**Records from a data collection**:
---+---

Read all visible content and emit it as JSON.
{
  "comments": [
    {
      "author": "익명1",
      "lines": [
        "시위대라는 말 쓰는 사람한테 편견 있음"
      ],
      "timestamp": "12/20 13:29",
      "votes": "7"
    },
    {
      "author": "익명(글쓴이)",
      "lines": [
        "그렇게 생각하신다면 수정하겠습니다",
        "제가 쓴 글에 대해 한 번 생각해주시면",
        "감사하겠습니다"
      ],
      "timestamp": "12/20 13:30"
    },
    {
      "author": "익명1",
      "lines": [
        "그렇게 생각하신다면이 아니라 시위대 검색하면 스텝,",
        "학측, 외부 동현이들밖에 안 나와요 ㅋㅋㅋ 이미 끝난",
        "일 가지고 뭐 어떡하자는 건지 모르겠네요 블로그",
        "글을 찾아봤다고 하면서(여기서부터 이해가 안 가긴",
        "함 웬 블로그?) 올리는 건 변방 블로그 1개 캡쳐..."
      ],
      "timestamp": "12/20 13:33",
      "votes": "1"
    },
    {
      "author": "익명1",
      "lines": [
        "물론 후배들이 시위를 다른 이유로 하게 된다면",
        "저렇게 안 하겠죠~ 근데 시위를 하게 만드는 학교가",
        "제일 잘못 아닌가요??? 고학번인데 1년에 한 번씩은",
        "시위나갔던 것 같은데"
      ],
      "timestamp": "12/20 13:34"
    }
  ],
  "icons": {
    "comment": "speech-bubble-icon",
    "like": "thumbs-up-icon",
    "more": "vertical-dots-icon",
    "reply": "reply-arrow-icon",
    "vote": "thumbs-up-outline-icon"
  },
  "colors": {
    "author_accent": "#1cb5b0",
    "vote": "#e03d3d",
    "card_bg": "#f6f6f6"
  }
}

---+---

**Aim**:
The records above should be duplicated in full, exactly as given.

**Result**:
Read all visible content and emit it as JSON.
{
  "comments": [
    {
      "author": "익명1",
      "lines": [
        "시위대라는 말 쓰는 사람한테 편견 있음"
      ],
      "timestamp": "12/20 13:29",
      "votes": "7"
    },
    {
      "author": "익명(글쓴이)",
      "lines": [
        "그렇게 생각하신다면 수정하겠습니다",
        "제가 쓴 글에 대해 한 번 생각해주시면",
        "감사하겠습니다"
      ],
      "timestamp": "12/20 13:30"
    },
    {
      "author": "익명1",
      "lines": [
        "그렇게 생각하신다면이 아니라 시위대 검색하면 스텝,",
        "학측, 외부 동현이들밖에 안 나와요 ㅋㅋㅋ 이미 끝난",
        "일 가지고 뭐 어떡하자는 건지 모르겠네요 블로그",
        "글을 찾아봤다고 하면서(여기서부터 이해가 안 가긴",
        "함 웬 블로그?) 올리는 건 변방 블로그 1개 캡쳐..."
      ],
      "timestamp": "12/20 13:33",
      "votes": "1"
    },
    {
      "author": "익명1",
      "lines": [
        "물론 후배들이 시위를 다른 이유로 하게 된다면",
        "저렇게 안 하겠죠~ 근데 시위를 하게 만드는 학교가",
        "제일 잘못 아닌가요??? 고학번인데 1년에 한 번씩은",
        "시위나갔던 것 같은데"
      ],
      "timestamp": "12/20 13:34"
    }
  ],
  "icons": {
    "comment": "speech-bubble-icon",
    "like": "thumbs-up-icon",
    "more": "vertical-dots-icon",
    "reply": "reply-arrow-icon",
    "vote": "thumbs-up-outline-icon"
  },
  "colors": {
    "author_accent": "#1cb5b0",
    "vote": "#e03d3d",
    "card_bg": "#f6f6f6"
  }
}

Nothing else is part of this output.